Records for processing —
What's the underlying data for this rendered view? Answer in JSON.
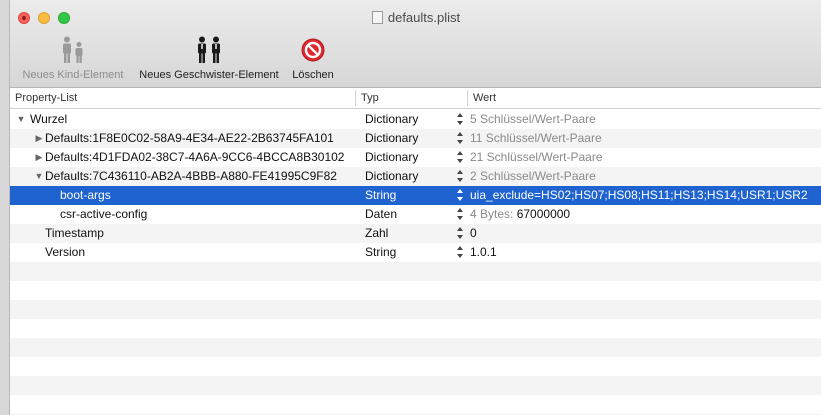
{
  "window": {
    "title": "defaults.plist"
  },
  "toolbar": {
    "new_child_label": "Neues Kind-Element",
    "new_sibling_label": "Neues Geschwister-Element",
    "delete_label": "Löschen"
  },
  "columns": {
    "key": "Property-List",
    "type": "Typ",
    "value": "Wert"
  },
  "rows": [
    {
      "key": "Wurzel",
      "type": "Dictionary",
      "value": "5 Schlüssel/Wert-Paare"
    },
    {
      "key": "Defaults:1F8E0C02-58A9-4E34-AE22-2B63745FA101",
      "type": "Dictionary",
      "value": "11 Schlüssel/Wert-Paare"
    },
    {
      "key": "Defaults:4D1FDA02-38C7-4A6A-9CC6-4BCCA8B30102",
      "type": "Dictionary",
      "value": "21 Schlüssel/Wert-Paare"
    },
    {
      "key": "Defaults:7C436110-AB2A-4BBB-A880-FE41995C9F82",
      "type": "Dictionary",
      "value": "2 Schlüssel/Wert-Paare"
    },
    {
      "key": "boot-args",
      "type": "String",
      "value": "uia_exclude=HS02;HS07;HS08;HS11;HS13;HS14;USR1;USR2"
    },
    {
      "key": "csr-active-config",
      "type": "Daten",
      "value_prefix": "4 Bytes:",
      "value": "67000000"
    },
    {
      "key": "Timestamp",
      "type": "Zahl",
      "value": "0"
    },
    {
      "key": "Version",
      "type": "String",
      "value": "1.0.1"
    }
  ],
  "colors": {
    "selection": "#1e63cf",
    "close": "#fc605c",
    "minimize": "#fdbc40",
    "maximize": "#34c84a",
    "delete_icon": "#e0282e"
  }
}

Task to carry out — Pictures appear in the records above. Output everything except them, exactly.

Written solution —
What's the underlying data for this rendered view? Answer in JSON.
{
  "window": {
    "title": "defaults.plist"
  },
  "toolbar": {
    "new_child_label": "Neues Kind-Element",
    "new_sibling_label": "Neues Geschwister-Element",
    "delete_label": "Löschen"
  },
  "columns": {
    "key": "Property-List",
    "type": "Typ",
    "value": "Wert"
  },
  "rows": [
    {
      "key": "Wurzel",
      "type": "Dictionary",
      "value": "5 Schlüssel/Wert-Paare"
    },
    {
      "key": "Defaults:1F8E0C02-58A9-4E34-AE22-2B63745FA101",
      "type": "Dictionary",
      "value": "11 Schlüssel/Wert-Paare"
    },
    {
      "key": "Defaults:4D1FDA02-38C7-4A6A-9CC6-4BCCA8B30102",
      "type": "Dictionary",
      "value": "21 Schlüssel/Wert-Paare"
    },
    {
      "key": "Defaults:7C436110-AB2A-4BBB-A880-FE41995C9F82",
      "type": "Dictionary",
      "value": "2 Schlüssel/Wert-Paare"
    },
    {
      "key": "boot-args",
      "type": "String",
      "value": "uia_exclude=HS02;HS07;HS08;HS11;HS13;HS14;USR1;USR2"
    },
    {
      "key": "csr-active-config",
      "type": "Daten",
      "value_prefix": "4 Bytes:",
      "value": "67000000"
    },
    {
      "key": "Timestamp",
      "type": "Zahl",
      "value": "0"
    },
    {
      "key": "Version",
      "type": "String",
      "value": "1.0.1"
    }
  ],
  "colors": {
    "selection": "#1e63cf",
    "close": "#fc605c",
    "minimize": "#fdbc40",
    "maximize": "#34c84a",
    "delete_icon": "#e0282e"
  }
}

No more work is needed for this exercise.